**Records for this exercise**
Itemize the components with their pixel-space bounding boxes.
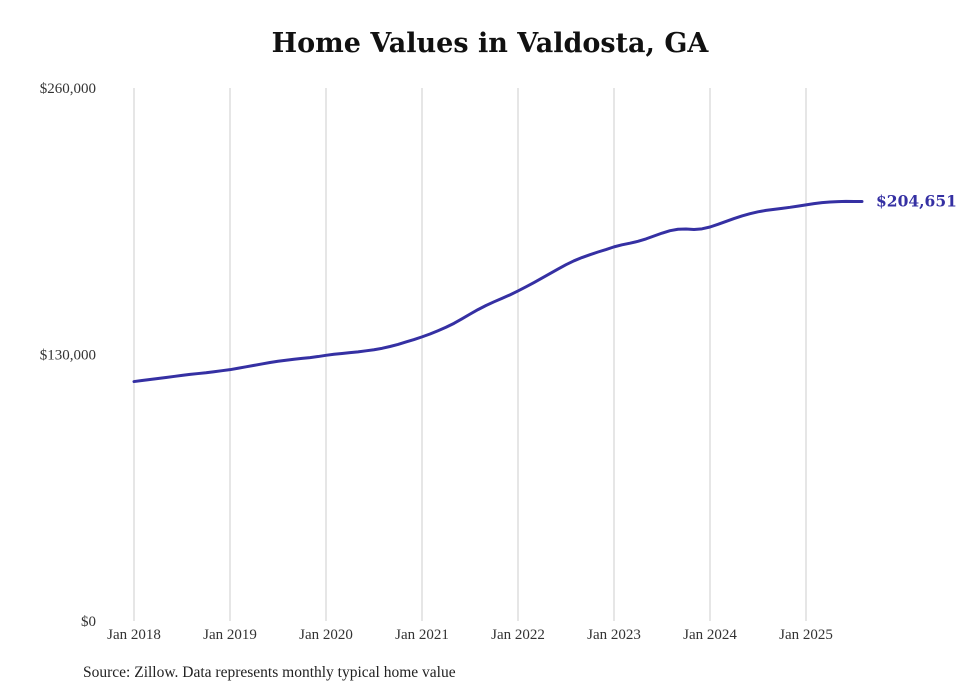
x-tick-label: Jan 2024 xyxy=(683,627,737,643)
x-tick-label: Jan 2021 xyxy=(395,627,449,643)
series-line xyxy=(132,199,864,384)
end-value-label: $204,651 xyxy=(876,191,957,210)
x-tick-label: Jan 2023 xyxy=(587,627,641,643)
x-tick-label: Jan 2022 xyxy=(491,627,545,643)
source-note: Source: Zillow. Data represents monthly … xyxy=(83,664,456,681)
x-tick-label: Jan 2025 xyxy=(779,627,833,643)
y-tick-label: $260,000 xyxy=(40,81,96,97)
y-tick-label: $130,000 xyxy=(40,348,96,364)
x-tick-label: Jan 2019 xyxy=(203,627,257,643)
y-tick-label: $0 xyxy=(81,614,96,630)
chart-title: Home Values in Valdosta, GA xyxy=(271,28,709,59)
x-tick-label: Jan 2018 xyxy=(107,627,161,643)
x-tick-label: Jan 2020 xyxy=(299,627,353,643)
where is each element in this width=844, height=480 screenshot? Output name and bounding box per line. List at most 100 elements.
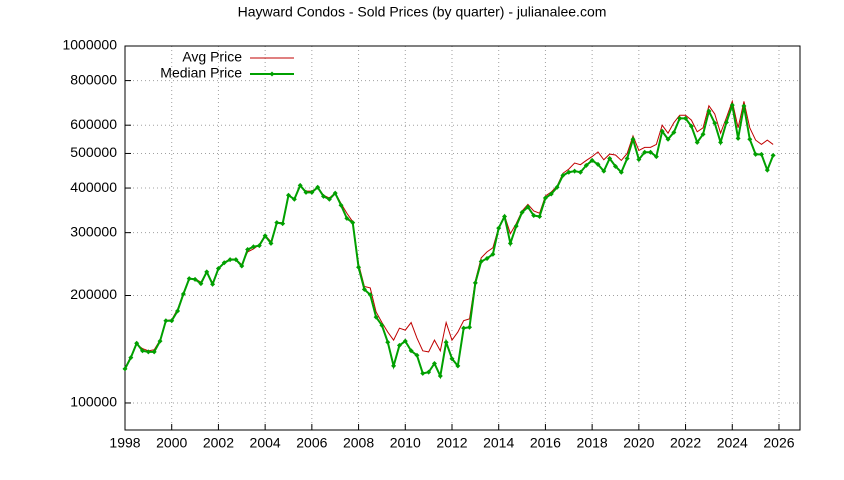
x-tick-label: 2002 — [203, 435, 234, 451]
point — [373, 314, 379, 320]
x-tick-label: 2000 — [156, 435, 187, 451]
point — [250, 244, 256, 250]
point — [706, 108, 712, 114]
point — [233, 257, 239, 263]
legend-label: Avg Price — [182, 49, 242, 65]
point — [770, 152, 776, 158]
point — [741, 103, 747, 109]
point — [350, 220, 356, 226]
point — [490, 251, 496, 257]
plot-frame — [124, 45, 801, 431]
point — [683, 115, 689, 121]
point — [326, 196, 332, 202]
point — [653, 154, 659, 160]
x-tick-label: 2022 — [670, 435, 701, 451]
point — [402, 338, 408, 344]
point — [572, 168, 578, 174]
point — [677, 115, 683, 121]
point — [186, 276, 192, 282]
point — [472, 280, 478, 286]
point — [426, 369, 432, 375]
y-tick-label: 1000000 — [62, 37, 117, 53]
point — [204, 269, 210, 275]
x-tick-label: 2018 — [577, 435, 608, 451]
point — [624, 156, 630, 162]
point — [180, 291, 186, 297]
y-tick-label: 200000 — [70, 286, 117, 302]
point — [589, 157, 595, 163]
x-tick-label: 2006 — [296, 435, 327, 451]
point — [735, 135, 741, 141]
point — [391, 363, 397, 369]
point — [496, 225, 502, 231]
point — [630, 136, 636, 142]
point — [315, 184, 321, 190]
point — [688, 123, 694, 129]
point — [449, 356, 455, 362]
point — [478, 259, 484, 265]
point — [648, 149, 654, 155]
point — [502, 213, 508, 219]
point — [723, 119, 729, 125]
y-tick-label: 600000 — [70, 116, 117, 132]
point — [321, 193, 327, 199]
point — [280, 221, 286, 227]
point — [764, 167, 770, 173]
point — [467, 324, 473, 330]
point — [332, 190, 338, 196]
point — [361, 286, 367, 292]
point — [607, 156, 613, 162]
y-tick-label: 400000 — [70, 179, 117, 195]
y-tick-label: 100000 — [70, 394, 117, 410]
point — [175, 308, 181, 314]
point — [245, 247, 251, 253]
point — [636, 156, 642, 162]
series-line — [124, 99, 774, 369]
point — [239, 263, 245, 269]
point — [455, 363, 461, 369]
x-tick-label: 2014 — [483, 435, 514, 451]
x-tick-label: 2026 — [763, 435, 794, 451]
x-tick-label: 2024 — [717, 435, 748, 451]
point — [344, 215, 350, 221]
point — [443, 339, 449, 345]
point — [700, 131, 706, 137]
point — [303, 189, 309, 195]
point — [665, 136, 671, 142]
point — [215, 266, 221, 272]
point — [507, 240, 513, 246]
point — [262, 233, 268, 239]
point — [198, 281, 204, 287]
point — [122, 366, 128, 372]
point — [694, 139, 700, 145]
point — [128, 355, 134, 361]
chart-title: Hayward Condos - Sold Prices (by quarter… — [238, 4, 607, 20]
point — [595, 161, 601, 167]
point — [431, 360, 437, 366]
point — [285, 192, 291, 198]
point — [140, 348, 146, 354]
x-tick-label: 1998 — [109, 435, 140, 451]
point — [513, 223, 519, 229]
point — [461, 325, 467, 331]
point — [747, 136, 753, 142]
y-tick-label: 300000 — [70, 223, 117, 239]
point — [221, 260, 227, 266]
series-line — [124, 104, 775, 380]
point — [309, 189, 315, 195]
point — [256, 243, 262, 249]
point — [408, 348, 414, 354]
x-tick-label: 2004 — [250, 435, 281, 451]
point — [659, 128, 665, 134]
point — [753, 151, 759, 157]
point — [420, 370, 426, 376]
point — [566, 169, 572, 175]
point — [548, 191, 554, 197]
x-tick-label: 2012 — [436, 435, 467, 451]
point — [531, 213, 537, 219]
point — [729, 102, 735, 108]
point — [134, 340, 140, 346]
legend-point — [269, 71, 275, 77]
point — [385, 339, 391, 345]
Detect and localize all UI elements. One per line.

**Job**
Convert every line of the items above into a single numbered list. Skip blank lines and omit the picture markers.

**Solution**
1. Itemize the components with their pixel-space bounding boxes.
2. x-tick-label: Jan 2024 xyxy=(683,627,737,643)
3. x-tick-label: Jan 2021 xyxy=(395,627,449,643)
4. series-line xyxy=(132,199,864,384)
5. end-value-label: $204,651 xyxy=(876,191,957,210)
6. x-tick-label: Jan 2023 xyxy=(587,627,641,643)
7. x-tick-label: Jan 2022 xyxy=(491,627,545,643)
8. source-note: Source: Zillow. Data represents monthly … xyxy=(83,664,456,681)
9. x-tick-label: Jan 2025 xyxy=(779,627,833,643)
10. y-tick-label: $260,000 xyxy=(40,81,96,97)
11. y-tick-label: $130,000 xyxy=(40,348,96,364)
12. x-tick-label: Jan 2019 xyxy=(203,627,257,643)
13. y-tick-label: $0 xyxy=(81,614,96,630)
14. chart-title: Home Values in Valdosta, GA xyxy=(271,28,709,59)
15. x-tick-label: Jan 2018 xyxy=(107,627,161,643)
16. x-tick-label: Jan 2020 xyxy=(299,627,353,643)
17. where is each element in this width=844, height=480 screenshot? Output name and bounding box per line. List at most 100 elements.
18. x-tick-label: 2002 — [203, 435, 234, 451]
19. point — [373, 314, 379, 320]
20. x-tick-label: 2000 — [156, 435, 187, 451]
21. point — [250, 244, 256, 250]
22. point — [706, 108, 712, 114]
23. point — [233, 257, 239, 263]
24. legend-label: Avg Price — [182, 49, 242, 65]
25. point — [770, 152, 776, 158]
26. point — [741, 103, 747, 109]
27. point — [350, 220, 356, 226]
28. point — [490, 251, 496, 257]
29. plot-frame — [124, 45, 801, 431]
30. point — [683, 115, 689, 121]
31. point — [326, 196, 332, 202]
32. point — [653, 154, 659, 160]
33. x-tick-label: 2022 — [670, 435, 701, 451]
34. point — [402, 338, 408, 344]
35. point — [572, 168, 578, 174]
36. point — [677, 115, 683, 121]
37. point — [186, 276, 192, 282]
38. point — [472, 280, 478, 286]
39. point — [426, 369, 432, 375]
40. y-tick-label: 1000000 — [62, 37, 117, 53]
41. point — [204, 269, 210, 275]
42. x-tick-label: 2018 — [577, 435, 608, 451]
43. point — [624, 156, 630, 162]
44. point — [180, 291, 186, 297]
45. y-tick-label: 200000 — [70, 286, 117, 302]
46. point — [589, 157, 595, 163]
47. x-tick-label: 2006 — [296, 435, 327, 451]
48. point — [735, 135, 741, 141]
49. point — [391, 363, 397, 369]
50. point — [496, 225, 502, 231]
51. point — [630, 136, 636, 142]
52. point — [315, 184, 321, 190]
53. point — [688, 123, 694, 129]
54. point — [449, 356, 455, 362]
55. point — [478, 259, 484, 265]
56. point — [648, 149, 654, 155]
57. point — [502, 213, 508, 219]
58. point — [723, 119, 729, 125]
59. y-tick-label: 600000 — [70, 116, 117, 132]
60. point — [321, 193, 327, 199]
61. point — [280, 221, 286, 227]
62. point — [764, 167, 770, 173]
63. point — [467, 324, 473, 330]
64. point — [332, 190, 338, 196]
65. point — [361, 286, 367, 292]
66. point — [607, 156, 613, 162]
67. y-tick-label: 400000 — [70, 179, 117, 195]
68. y-tick-label: 100000 — [70, 394, 117, 410]
69. point — [175, 308, 181, 314]
70. point — [245, 247, 251, 253]
71. point — [636, 156, 642, 162]
72. series-line — [124, 99, 774, 369]
73. point — [239, 263, 245, 269]
74. point — [455, 363, 461, 369]
75. x-tick-label: 2014 — [483, 435, 514, 451]
76. x-tick-label: 2026 — [763, 435, 794, 451]
77. x-tick-label: 2024 — [717, 435, 748, 451]
78. point — [344, 215, 350, 221]
79. point — [443, 339, 449, 345]
80. point — [700, 131, 706, 137]
81. point — [303, 189, 309, 195]
82. point — [665, 136, 671, 142]
83. point — [215, 266, 221, 272]
84. point — [507, 240, 513, 246]
85. point — [262, 233, 268, 239]
86. point — [198, 281, 204, 287]
87. point — [122, 366, 128, 372]
88. point — [694, 139, 700, 145]
89. point — [128, 355, 134, 361]
90. chart-title: Hayward Condos - Sold Prices (by quarter… — [238, 4, 607, 20]
91. point — [595, 161, 601, 167]
92. point — [431, 360, 437, 366]
93. point — [285, 192, 291, 198]
94. point — [140, 348, 146, 354]
95. x-tick-label: 1998 — [109, 435, 140, 451]
96. point — [513, 223, 519, 229]
97. point — [461, 325, 467, 331]
98. point — [747, 136, 753, 142]
99. y-tick-label: 300000 — [70, 223, 117, 239]
100. point — [221, 260, 227, 266]
101. series-line — [124, 104, 775, 380]
102. point — [309, 189, 315, 195]
103. point — [256, 243, 262, 249]
104. point — [408, 348, 414, 354]
105. x-tick-label: 2004 — [250, 435, 281, 451]
106. point — [659, 128, 665, 134]
107. point — [753, 151, 759, 157]
108. point — [420, 370, 426, 376]
109. point — [566, 169, 572, 175]
110. point — [548, 191, 554, 197]
111. x-tick-label: 2012 — [436, 435, 467, 451]
112. point — [531, 213, 537, 219]
113. point — [729, 102, 735, 108]
114. point — [134, 340, 140, 346]
115. legend-point — [269, 71, 275, 77]
116. point — [385, 339, 391, 345]
117. Detect and localize all UI elements. One per line.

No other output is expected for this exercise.